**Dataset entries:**
◆ ◆ ◆

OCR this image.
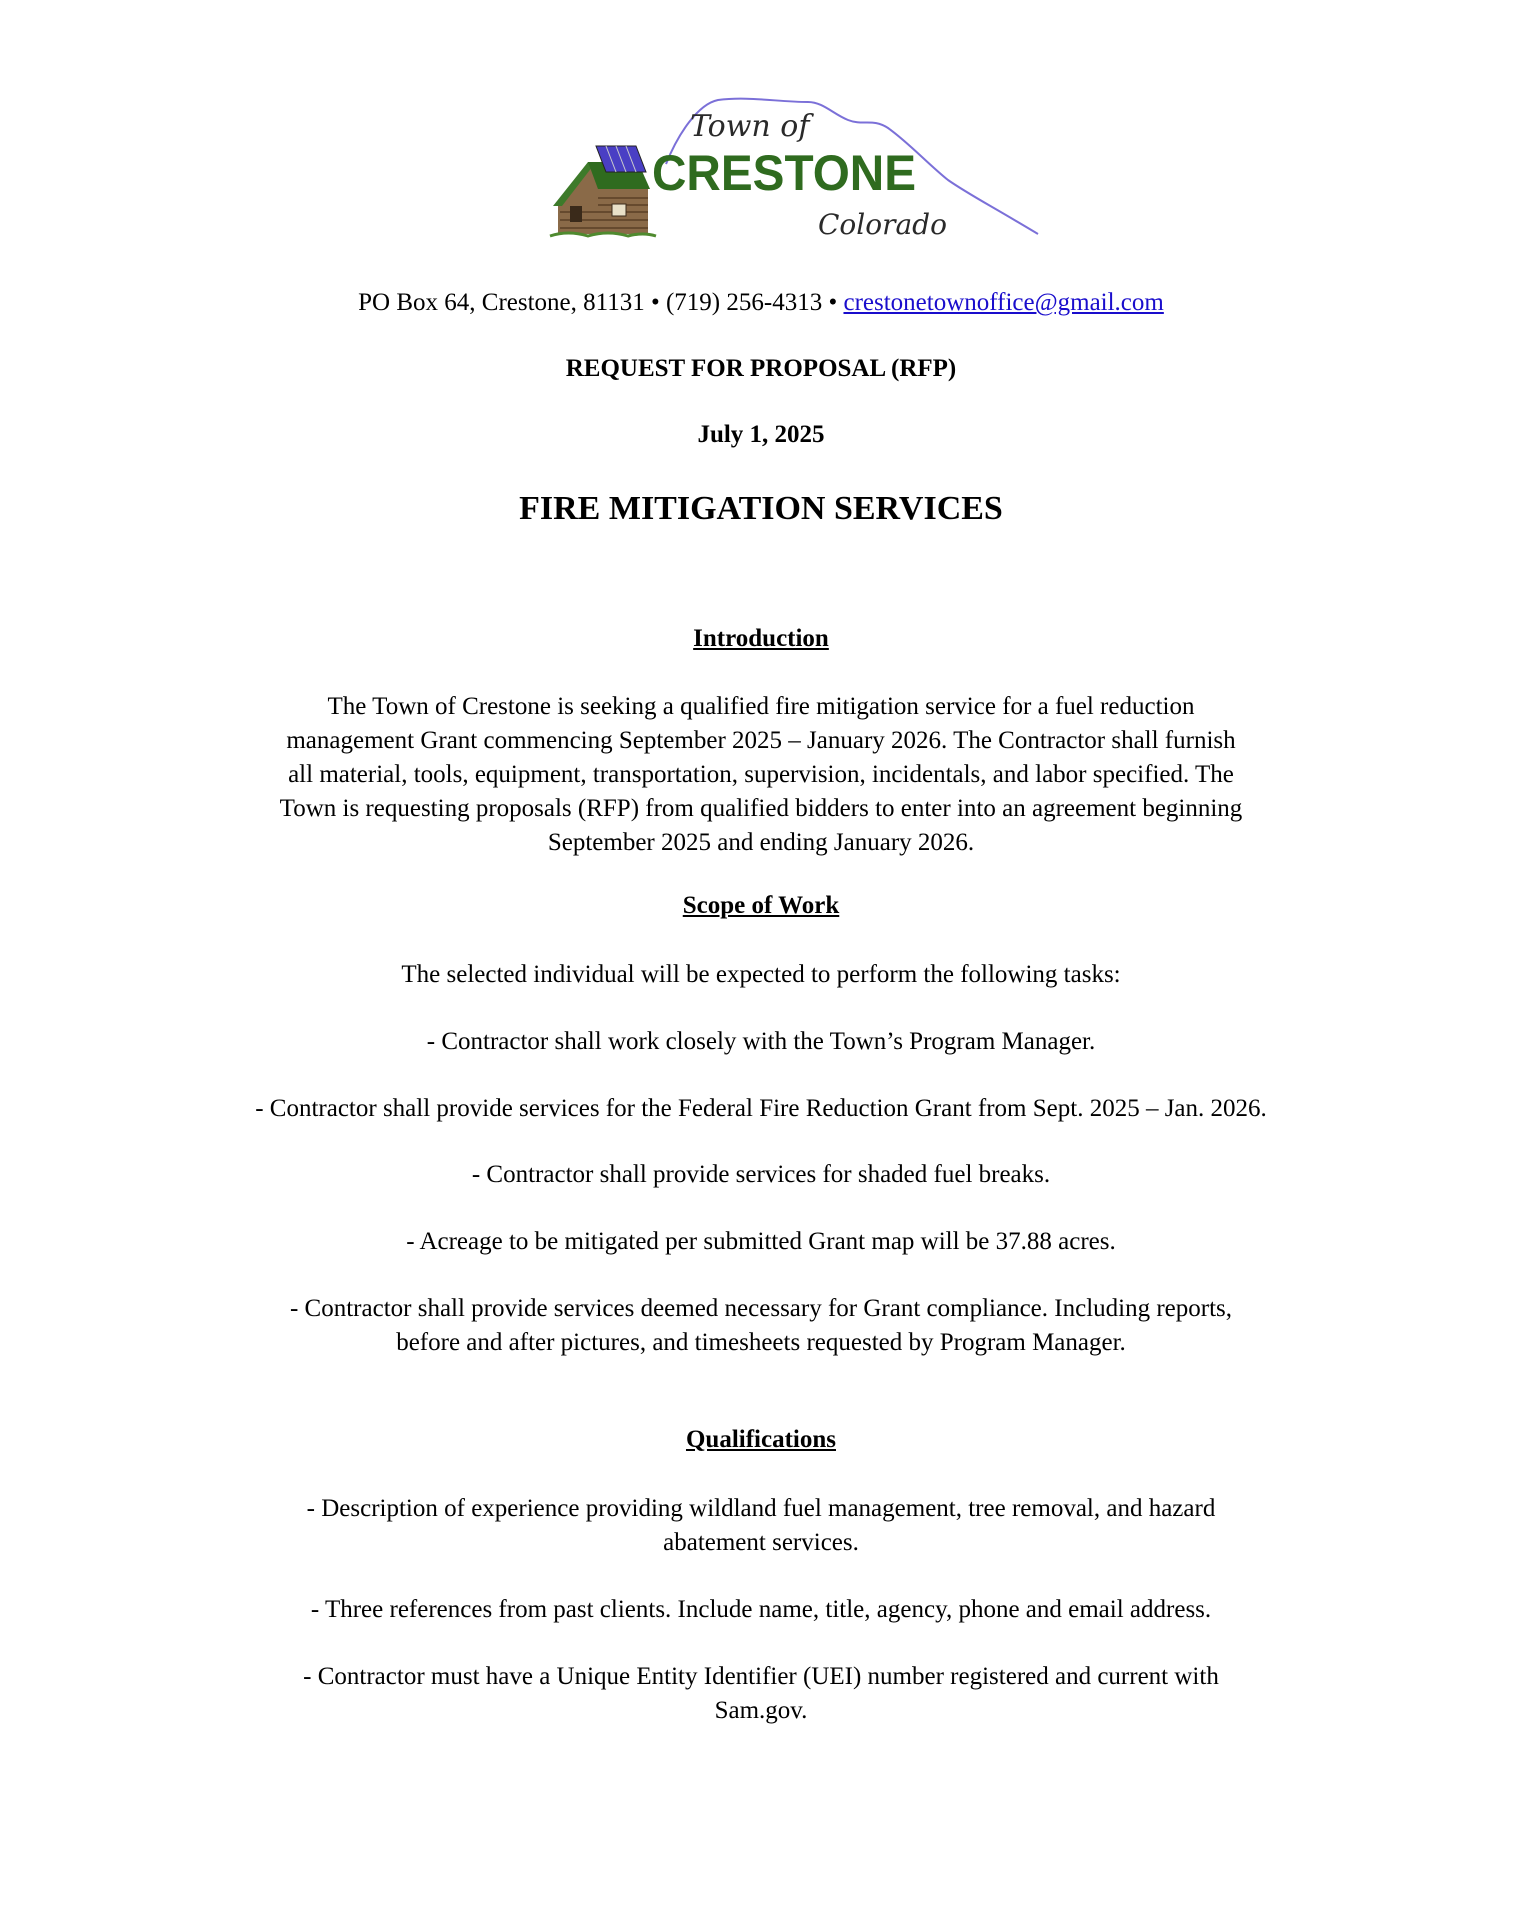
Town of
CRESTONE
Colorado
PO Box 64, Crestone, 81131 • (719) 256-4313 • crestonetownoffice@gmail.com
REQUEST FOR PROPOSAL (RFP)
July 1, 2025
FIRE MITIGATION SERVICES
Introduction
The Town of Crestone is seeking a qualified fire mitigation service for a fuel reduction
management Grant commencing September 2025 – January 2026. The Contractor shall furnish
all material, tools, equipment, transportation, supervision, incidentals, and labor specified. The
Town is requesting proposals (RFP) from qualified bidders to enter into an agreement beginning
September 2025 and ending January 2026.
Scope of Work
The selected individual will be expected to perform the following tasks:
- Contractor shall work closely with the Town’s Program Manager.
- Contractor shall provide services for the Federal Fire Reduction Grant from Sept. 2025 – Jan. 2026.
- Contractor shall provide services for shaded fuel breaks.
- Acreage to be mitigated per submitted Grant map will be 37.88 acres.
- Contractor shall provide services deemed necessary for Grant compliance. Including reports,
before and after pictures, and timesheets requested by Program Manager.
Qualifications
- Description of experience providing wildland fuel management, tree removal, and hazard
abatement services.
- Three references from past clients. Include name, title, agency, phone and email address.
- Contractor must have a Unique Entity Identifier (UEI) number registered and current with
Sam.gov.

◆ ◆ ◆

**Aim:**
Make an exact copy of the records shown above, without the pictures.

**Task answer:**
OCR this image.
Town of
CRESTONE
Colorado
PO Box 64, Crestone, 81131 • (719) 256-4313 • crestonetownoffice@gmail.com
REQUEST FOR PROPOSAL (RFP)
July 1, 2025
FIRE MITIGATION SERVICES
Introduction
The Town of Crestone is seeking a qualified fire mitigation service for a fuel reduction
management Grant commencing September 2025 – January 2026. The Contractor shall furnish
all material, tools, equipment, transportation, supervision, incidentals, and labor specified. The
Town is requesting proposals (RFP) from qualified bidders to enter into an agreement beginning
September 2025 and ending January 2026.
Scope of Work
The selected individual will be expected to perform the following tasks:
- Contractor shall work closely with the Town’s Program Manager.
- Contractor shall provide services for the Federal Fire Reduction Grant from Sept. 2025 – Jan. 2026.
- Contractor shall provide services for shaded fuel breaks.
- Acreage to be mitigated per submitted Grant map will be 37.88 acres.
- Contractor shall provide services deemed necessary for Grant compliance. Including reports,
before and after pictures, and timesheets requested by Program Manager.
Qualifications
- Description of experience providing wildland fuel management, tree removal, and hazard
abatement services.
- Three references from past clients. Include name, title, agency, phone and email address.
- Contractor must have a Unique Entity Identifier (UEI) number registered and current with
Sam.gov.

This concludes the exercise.